===== Data records =====

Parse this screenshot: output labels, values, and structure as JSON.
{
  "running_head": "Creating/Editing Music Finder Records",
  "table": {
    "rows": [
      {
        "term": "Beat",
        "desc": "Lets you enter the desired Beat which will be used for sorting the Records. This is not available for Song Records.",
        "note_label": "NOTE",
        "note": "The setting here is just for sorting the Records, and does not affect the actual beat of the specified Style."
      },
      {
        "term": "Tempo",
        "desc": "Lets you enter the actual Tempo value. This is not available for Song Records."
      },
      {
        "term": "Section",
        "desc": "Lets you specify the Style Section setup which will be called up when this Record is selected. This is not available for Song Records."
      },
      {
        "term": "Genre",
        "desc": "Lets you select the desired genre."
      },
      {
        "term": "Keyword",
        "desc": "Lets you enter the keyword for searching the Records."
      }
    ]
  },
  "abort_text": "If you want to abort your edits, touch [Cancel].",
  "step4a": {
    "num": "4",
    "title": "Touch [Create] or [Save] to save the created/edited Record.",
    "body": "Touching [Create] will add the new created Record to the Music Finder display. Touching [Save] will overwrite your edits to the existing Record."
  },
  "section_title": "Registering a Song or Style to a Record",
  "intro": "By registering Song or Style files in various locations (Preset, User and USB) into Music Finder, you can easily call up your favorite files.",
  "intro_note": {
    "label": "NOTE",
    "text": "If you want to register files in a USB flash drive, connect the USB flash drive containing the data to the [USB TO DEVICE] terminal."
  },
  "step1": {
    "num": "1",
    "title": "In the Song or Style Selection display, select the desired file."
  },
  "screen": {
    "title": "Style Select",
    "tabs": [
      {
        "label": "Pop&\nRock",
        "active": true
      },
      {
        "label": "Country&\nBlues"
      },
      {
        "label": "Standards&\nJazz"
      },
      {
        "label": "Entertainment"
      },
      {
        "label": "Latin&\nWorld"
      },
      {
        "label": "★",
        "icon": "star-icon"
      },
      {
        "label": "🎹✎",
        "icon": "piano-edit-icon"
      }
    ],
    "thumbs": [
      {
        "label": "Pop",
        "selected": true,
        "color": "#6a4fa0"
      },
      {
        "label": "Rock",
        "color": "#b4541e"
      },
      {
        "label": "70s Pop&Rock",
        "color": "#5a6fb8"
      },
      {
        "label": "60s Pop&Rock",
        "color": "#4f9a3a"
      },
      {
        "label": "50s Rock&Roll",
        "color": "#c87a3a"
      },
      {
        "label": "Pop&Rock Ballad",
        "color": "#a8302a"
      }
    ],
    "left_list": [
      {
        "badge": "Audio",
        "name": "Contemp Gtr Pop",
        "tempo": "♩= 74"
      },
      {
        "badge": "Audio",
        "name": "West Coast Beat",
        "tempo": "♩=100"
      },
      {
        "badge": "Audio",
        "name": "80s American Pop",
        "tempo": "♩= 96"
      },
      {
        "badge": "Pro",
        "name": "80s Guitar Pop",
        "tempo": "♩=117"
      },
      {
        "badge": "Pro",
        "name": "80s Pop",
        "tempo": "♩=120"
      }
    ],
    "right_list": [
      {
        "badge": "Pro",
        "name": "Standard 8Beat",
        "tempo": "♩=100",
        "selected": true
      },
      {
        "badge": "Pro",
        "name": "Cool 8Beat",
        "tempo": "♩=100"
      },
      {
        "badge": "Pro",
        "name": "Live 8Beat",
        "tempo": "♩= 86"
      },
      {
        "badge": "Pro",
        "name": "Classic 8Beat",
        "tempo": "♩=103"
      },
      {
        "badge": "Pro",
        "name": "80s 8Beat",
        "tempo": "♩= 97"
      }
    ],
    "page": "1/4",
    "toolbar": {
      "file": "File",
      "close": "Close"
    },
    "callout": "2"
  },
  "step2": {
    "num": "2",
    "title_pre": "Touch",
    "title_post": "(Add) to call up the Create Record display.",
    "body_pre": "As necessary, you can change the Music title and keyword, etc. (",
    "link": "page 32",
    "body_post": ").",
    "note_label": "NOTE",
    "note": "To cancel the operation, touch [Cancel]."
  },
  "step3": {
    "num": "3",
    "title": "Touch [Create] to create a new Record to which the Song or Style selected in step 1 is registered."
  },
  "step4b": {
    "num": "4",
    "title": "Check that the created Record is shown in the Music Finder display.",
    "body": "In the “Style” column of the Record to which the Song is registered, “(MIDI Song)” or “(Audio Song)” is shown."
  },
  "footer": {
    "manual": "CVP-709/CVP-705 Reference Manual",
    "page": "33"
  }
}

=====

■ **Exercise brief**:
Extract the complete listing above, reproducing each line exactly.

■ **Written solution**:
Parse this screenshot: output labels, values, and structure as JSON.
{
  "running_head": "Creating/Editing Music Finder Records",
  "table": {
    "rows": [
      {
        "term": "Beat",
        "desc": "Lets you enter the desired Beat which will be used for sorting the Records. This is not available for Song Records.",
        "note_label": "NOTE",
        "note": "The setting here is just for sorting the Records, and does not affect the actual beat of the specified Style."
      },
      {
        "term": "Tempo",
        "desc": "Lets you enter the actual Tempo value. This is not available for Song Records."
      },
      {
        "term": "Section",
        "desc": "Lets you specify the Style Section setup which will be called up when this Record is selected. This is not available for Song Records."
      },
      {
        "term": "Genre",
        "desc": "Lets you select the desired genre."
      },
      {
        "term": "Keyword",
        "desc": "Lets you enter the keyword for searching the Records."
      }
    ]
  },
  "abort_text": "If you want to abort your edits, touch [Cancel].",
  "step4a": {
    "num": "4",
    "title": "Touch [Create] or [Save] to save the created/edited Record.",
    "body": "Touching [Create] will add the new created Record to the Music Finder display. Touching [Save] will overwrite your edits to the existing Record."
  },
  "section_title": "Registering a Song or Style to a Record",
  "intro": "By registering Song or Style files in various locations (Preset, User and USB) into Music Finder, you can easily call up your favorite files.",
  "intro_note": {
    "label": "NOTE",
    "text": "If you want to register files in a USB flash drive, connect the USB flash drive containing the data to the [USB TO DEVICE] terminal."
  },
  "step1": {
    "num": "1",
    "title": "In the Song or Style Selection display, select the desired file."
  },
  "screen": {
    "title": "Style Select",
    "tabs": [
      {
        "label": "Pop&\nRock",
        "active": true
      },
      {
        "label": "Country&\nBlues"
      },
      {
        "label": "Standards&\nJazz"
      },
      {
        "label": "Entertainment"
      },
      {
        "label": "Latin&\nWorld"
      },
      {
        "label": "★",
        "icon": "star-icon"
      },
      {
        "label": "🎹✎",
        "icon": "piano-edit-icon"
      }
    ],
    "thumbs": [
      {
        "label": "Pop",
        "selected": true,
        "color": "#6a4fa0"
      },
      {
        "label": "Rock",
        "color": "#b4541e"
      },
      {
        "label": "70s Pop&Rock",
        "color": "#5a6fb8"
      },
      {
        "label": "60s Pop&Rock",
        "color": "#4f9a3a"
      },
      {
        "label": "50s Rock&Roll",
        "color": "#c87a3a"
      },
      {
        "label": "Pop&Rock Ballad",
        "color": "#a8302a"
      }
    ],
    "left_list": [
      {
        "badge": "Audio",
        "name": "Contemp Gtr Pop",
        "tempo": "♩= 74"
      },
      {
        "badge": "Audio",
        "name": "West Coast Beat",
        "tempo": "♩=100"
      },
      {
        "badge": "Audio",
        "name": "80s American Pop",
        "tempo": "♩= 96"
      },
      {
        "badge": "Pro",
        "name": "80s Guitar Pop",
        "tempo": "♩=117"
      },
      {
        "badge": "Pro",
        "name": "80s Pop",
        "tempo": "♩=120"
      }
    ],
    "right_list": [
      {
        "badge": "Pro",
        "name": "Standard 8Beat",
        "tempo": "♩=100",
        "selected": true
      },
      {
        "badge": "Pro",
        "name": "Cool 8Beat",
        "tempo": "♩=100"
      },
      {
        "badge": "Pro",
        "name": "Live 8Beat",
        "tempo": "♩= 86"
      },
      {
        "badge": "Pro",
        "name": "Classic 8Beat",
        "tempo": "♩=103"
      },
      {
        "badge": "Pro",
        "name": "80s 8Beat",
        "tempo": "♩= 97"
      }
    ],
    "page": "1/4",
    "toolbar": {
      "file": "File",
      "close": "Close"
    },
    "callout": "2"
  },
  "step2": {
    "num": "2",
    "title_pre": "Touch",
    "title_post": "(Add) to call up the Create Record display.",
    "body_pre": "As necessary, you can change the Music title and keyword, etc. (",
    "link": "page 32",
    "body_post": ").",
    "note_label": "NOTE",
    "note": "To cancel the operation, touch [Cancel]."
  },
  "step3": {
    "num": "3",
    "title": "Touch [Create] to create a new Record to which the Song or Style selected in step 1 is registered."
  },
  "step4b": {
    "num": "4",
    "title": "Check that the created Record is shown in the Music Finder display.",
    "body": "In the “Style” column of the Record to which the Song is registered, “(MIDI Song)” or “(Audio Song)” is shown."
  },
  "footer": {
    "manual": "CVP-709/CVP-705 Reference Manual",
    "page": "33"
  }
}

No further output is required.